STATED TASK:
Output the material beneath this task exactly, images excluded.

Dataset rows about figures
[Start]
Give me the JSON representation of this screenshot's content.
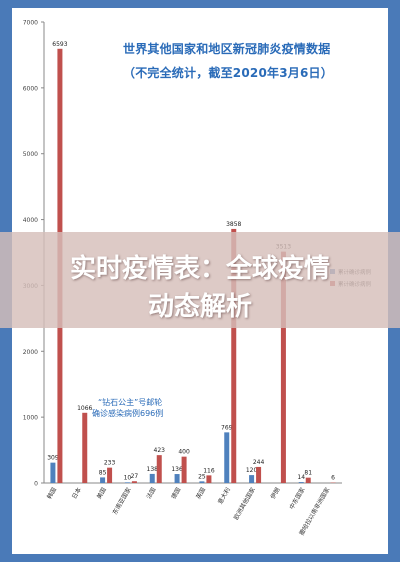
{
  "chart_data": {
    "type": "bar",
    "title": "世界其他国家和地区新冠肺炎疫情数据",
    "subtitle": "（不完全统计，截至2020年3月6日）",
    "categories": [
      "韩国",
      "日本",
      "美国",
      "东南亚国家",
      "法国",
      "德国",
      "英国",
      "意大利",
      "欧洲其他国家",
      "伊朗",
      "中东国家",
      "撒哈拉以南非洲国家"
    ],
    "series": [
      {
        "name": "累计确诊病例",
        "color": "#4f81bd",
        "values": [
          309,
          null,
          85,
          10,
          138,
          136,
          25,
          769,
          120,
          null,
          14,
          null
        ]
      },
      {
        "name": "累计确诊病例",
        "color": "#c0504d",
        "values": [
          6593,
          1066,
          233,
          27,
          423,
          400,
          116,
          3858,
          244,
          3513,
          81,
          6
        ]
      }
    ],
    "ylim": [
      0,
      7000
    ],
    "yticks": [
      0,
      1000,
      2000,
      3000,
      4000,
      5000,
      6000,
      7000
    ],
    "legend_position": "right",
    "grid": false,
    "annotation": [
      "“钻石公主”号邮轮",
      "确诊感染病例696例"
    ]
  },
  "banner": {
    "line1": "实时疫情表：全球疫情",
    "line2": "动态解析"
  }
}
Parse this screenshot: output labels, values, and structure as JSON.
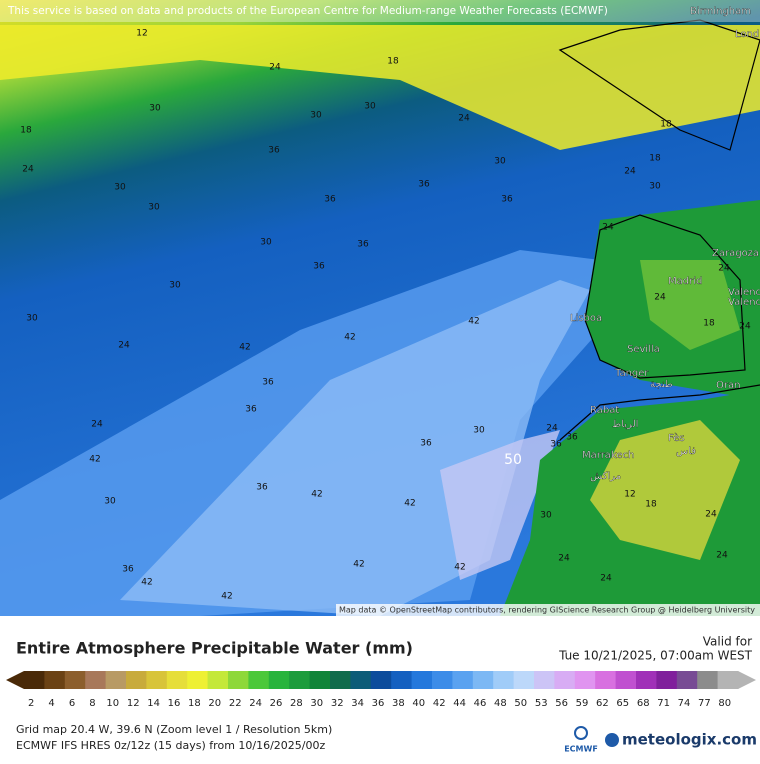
{
  "header": {
    "attribution": "This service is based on data and products of the European Centre for Medium-range Weather Forecasts (ECMWF)"
  },
  "map": {
    "credit": "Map data © OpenStreetMap contributors, rendering GIScience Research Group @ Heidelberg University",
    "places": [
      "Birmingham",
      "Lond",
      "Zaragoza",
      "Madrid",
      "Valenc",
      "Valenc",
      "Lisboa",
      "Sevilla",
      "Tanger",
      "طنجة",
      "Oran",
      "Rabat",
      "الرباط",
      "Fès",
      "فاس",
      "Marrakech",
      "مراكش"
    ],
    "contour_labels": [
      12,
      24,
      18,
      18,
      30,
      30,
      24,
      30,
      36,
      30,
      18,
      24,
      36,
      30,
      36,
      18,
      30,
      30,
      36,
      36,
      36,
      30,
      42,
      42,
      30,
      42,
      42,
      36,
      36,
      36,
      30,
      36,
      42,
      36,
      42,
      42,
      50,
      30,
      42,
      42,
      42,
      36,
      30,
      24,
      24,
      36,
      24,
      24,
      24,
      18,
      24,
      12,
      18,
      24,
      24,
      24,
      24,
      30,
      24,
      24
    ]
  },
  "title": "Entire Atmosphere Precipitable Water (mm)",
  "valid": {
    "label": "Valid for",
    "time": "Tue 10/21/2025, 07:00am WEST"
  },
  "colorbar": {
    "values": [
      2,
      4,
      6,
      8,
      10,
      12,
      14,
      16,
      18,
      20,
      22,
      24,
      26,
      28,
      30,
      32,
      34,
      36,
      38,
      40,
      42,
      44,
      46,
      48,
      50,
      53,
      56,
      59,
      62,
      65,
      68,
      71,
      74,
      77,
      80
    ],
    "colors": [
      "#4a2a08",
      "#6b4214",
      "#8c5e2c",
      "#a8785a",
      "#b89a64",
      "#c8ab3c",
      "#d8c43a",
      "#e6de3a",
      "#eef034",
      "#c4e83a",
      "#8ed83a",
      "#4cc83a",
      "#28b43c",
      "#1c9c3c",
      "#108438",
      "#106c4c",
      "#0c5c78",
      "#0c4c9c",
      "#1460c0",
      "#2478dc",
      "#3c8ce8",
      "#5aa2f0",
      "#7cb8f4",
      "#a0ccf8",
      "#bcd8fa",
      "#ccc4f6",
      "#d8acf4",
      "#e094f0",
      "#d870e0",
      "#c050d0",
      "#a030b8",
      "#80209c",
      "#784c94",
      "#8c8c8c",
      "#b4b4b4"
    ]
  },
  "footer": {
    "grid_info": "Grid map 20.4 W, 39.6 N (Zoom level 1 / Resolution 5km)",
    "model_info": "ECMWF IFS HRES 0z/12z (15 days) from  10/16/2025/00z",
    "ecmwf_logo": "ECMWF",
    "brand": "meteologix.com"
  }
}
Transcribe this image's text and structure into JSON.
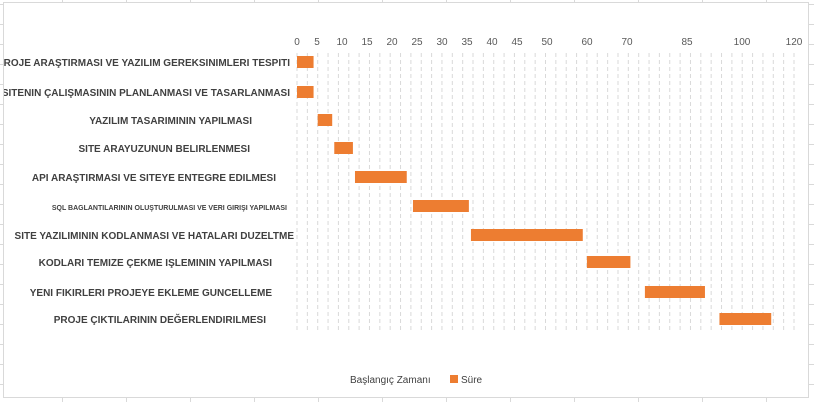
{
  "chart_data": {
    "type": "bar",
    "orientation": "horizontal",
    "stacked": true,
    "categories": [
      "PROJE ARAŞTIRMASI VE YAZILIM GEREKSINIMLERI TESPITI",
      "SITENIN ÇALIŞMASININ PLANLANMASI VE TASARLANMASI",
      "YAZILIM TASARIMININ YAPILMASI",
      "SITE ARAYUZUNUN BELIRLENMESI",
      "API ARAŞTIRMASI VE SITEYE ENTEGRE EDILMESI",
      "SQL BAGLANTILARININ OLUŞTURULMASI VE VERI GIRIŞI YAPILMASI",
      "SITE YAZILIMININ KODLANMASI VE HATALARI DUZELTME",
      "KODLARI TEMIZE ÇEKME IŞLEMININ YAPILMASI",
      "YENI FIKIRLERI PROJEYE EKLEME GUNCELLEME",
      "PROJE ÇIKTILARININ DEĞERLENDIRILMESI"
    ],
    "series": [
      {
        "name": "Başlangıç Zamanı",
        "values": [
          0,
          0,
          5,
          9,
          14,
          28,
          42,
          70,
          84,
          102
        ],
        "color": "none"
      },
      {
        "name": "Süre",
        "values": [
          4,
          4,
          3.5,
          4.5,
          12.5,
          13.5,
          27,
          10.5,
          14.5,
          12.5
        ],
        "color": "#ed7d31"
      }
    ],
    "xticks": [
      0,
      5,
      10,
      15,
      20,
      25,
      30,
      35,
      40,
      45,
      50,
      60,
      70,
      85,
      100,
      120
    ],
    "xlim": [
      0,
      120
    ],
    "grid": "vertical-dashed",
    "legend_position": "bottom"
  },
  "legend": {
    "start_label": "Başlangıç Zamanı",
    "duration_label": "Süre"
  }
}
[End]
FULL ANSWER:
Give me the JSON representation of this screenshot's content.
{
  "chart_data": {
    "type": "bar",
    "title": "世界其他国家和地区新冠肺炎疫情数据",
    "subtitle": "（不完全统计，截至2020年3月6日）",
    "categories": [
      "韩国",
      "日本",
      "美国",
      "东南亚国家",
      "法国",
      "德国",
      "英国",
      "意大利",
      "欧洲其他国家",
      "伊朗",
      "中东国家",
      "撒哈拉以南非洲国家"
    ],
    "series": [
      {
        "name": "累计确诊病例",
        "color": "#4f81bd",
        "values": [
          309,
          null,
          85,
          10,
          138,
          136,
          25,
          769,
          120,
          null,
          14,
          null
        ]
      },
      {
        "name": "累计确诊病例",
        "color": "#c0504d",
        "values": [
          6593,
          1066,
          233,
          27,
          423,
          400,
          116,
          3858,
          244,
          3513,
          81,
          6
        ]
      }
    ],
    "ylim": [
      0,
      7000
    ],
    "yticks": [
      0,
      1000,
      2000,
      3000,
      4000,
      5000,
      6000,
      7000
    ],
    "legend_position": "right",
    "grid": false,
    "annotation": [
      "“钻石公主”号邮轮",
      "确诊感染病例696例"
    ]
  },
  "banner": {
    "line1": "实时疫情表：全球疫情",
    "line2": "动态解析"
  }
}
Parse this screenshot: output labels, values, and structure as JSON.
{
  "header": {
    "attribution": "This service is based on data and products of the European Centre for Medium-range Weather Forecasts (ECMWF)"
  },
  "map": {
    "credit": "Map data © OpenStreetMap contributors, rendering GIScience Research Group @ Heidelberg University",
    "places": [
      "Birmingham",
      "Lond",
      "Zaragoza",
      "Madrid",
      "Valenc",
      "Valenc",
      "Lisboa",
      "Sevilla",
      "Tanger",
      "طنجة",
      "Oran",
      "Rabat",
      "الرباط",
      "Fès",
      "فاس",
      "Marrakech",
      "مراكش"
    ],
    "contour_labels": [
      12,
      24,
      18,
      18,
      30,
      30,
      24,
      30,
      36,
      30,
      18,
      24,
      36,
      30,
      36,
      18,
      30,
      30,
      36,
      36,
      36,
      30,
      42,
      42,
      30,
      42,
      42,
      36,
      36,
      36,
      30,
      36,
      42,
      36,
      42,
      42,
      50,
      30,
      42,
      42,
      42,
      36,
      30,
      24,
      24,
      36,
      24,
      24,
      24,
      18,
      24,
      12,
      18,
      24,
      24,
      24,
      24,
      30,
      24,
      24
    ]
  },
  "title": "Entire Atmosphere Precipitable Water (mm)",
  "valid": {
    "label": "Valid for",
    "time": "Tue 10/21/2025, 07:00am WEST"
  },
  "colorbar": {
    "values": [
      2,
      4,
      6,
      8,
      10,
      12,
      14,
      16,
      18,
      20,
      22,
      24,
      26,
      28,
      30,
      32,
      34,
      36,
      38,
      40,
      42,
      44,
      46,
      48,
      50,
      53,
      56,
      59,
      62,
      65,
      68,
      71,
      74,
      77,
      80
    ],
    "colors": [
      "#4a2a08",
      "#6b4214",
      "#8c5e2c",
      "#a8785a",
      "#b89a64",
      "#c8ab3c",
      "#d8c43a",
      "#e6de3a",
      "#eef034",
      "#c4e83a",
      "#8ed83a",
      "#4cc83a",
      "#28b43c",
      "#1c9c3c",
      "#108438",
      "#106c4c",
      "#0c5c78",
      "#0c4c9c",
      "#1460c0",
      "#2478dc",
      "#3c8ce8",
      "#5aa2f0",
      "#7cb8f4",
      "#a0ccf8",
      "#bcd8fa",
      "#ccc4f6",
      "#d8acf4",
      "#e094f0",
      "#d870e0",
      "#c050d0",
      "#a030b8",
      "#80209c",
      "#784c94",
      "#8c8c8c",
      "#b4b4b4"
    ]
  },
  "footer": {
    "grid_info": "Grid map 20.4 W, 39.6 N (Zoom level 1 / Resolution 5km)",
    "model_info": "ECMWF IFS HRES 0z/12z (15 days) from  10/16/2025/00z",
    "ecmwf_logo": "ECMWF",
    "brand": "meteologix.com"
  }
}
Transcribe this image's text and structure into JSON.
{
  "chart_data": {
    "type": "bar",
    "orientation": "horizontal",
    "stacked": true,
    "categories": [
      "PROJE ARAŞTIRMASI VE YAZILIM GEREKSINIMLERI TESPITI",
      "SITENIN ÇALIŞMASININ PLANLANMASI VE TASARLANMASI",
      "YAZILIM TASARIMININ YAPILMASI",
      "SITE ARAYUZUNUN BELIRLENMESI",
      "API ARAŞTIRMASI VE SITEYE ENTEGRE EDILMESI",
      "SQL BAGLANTILARININ OLUŞTURULMASI VE VERI GIRIŞI YAPILMASI",
      "SITE YAZILIMININ KODLANMASI VE HATALARI DUZELTME",
      "KODLARI TEMIZE ÇEKME IŞLEMININ YAPILMASI",
      "YENI FIKIRLERI PROJEYE EKLEME GUNCELLEME",
      "PROJE ÇIKTILARININ DEĞERLENDIRILMESI"
    ],
    "series": [
      {
        "name": "Başlangıç Zamanı",
        "values": [
          0,
          0,
          5,
          9,
          14,
          28,
          42,
          70,
          84,
          102
        ],
        "color": "none"
      },
      {
        "name": "Süre",
        "values": [
          4,
          4,
          3.5,
          4.5,
          12.5,
          13.5,
          27,
          10.5,
          14.5,
          12.5
        ],
        "color": "#ed7d31"
      }
    ],
    "xticks": [
      0,
      5,
      10,
      15,
      20,
      25,
      30,
      35,
      40,
      45,
      50,
      60,
      70,
      85,
      100,
      120
    ],
    "xlim": [
      0,
      120
    ],
    "grid": "vertical-dashed",
    "legend_position": "bottom"
  },
  "legend": {
    "start_label": "Başlangıç Zamanı",
    "duration_label": "Süre"
  }
}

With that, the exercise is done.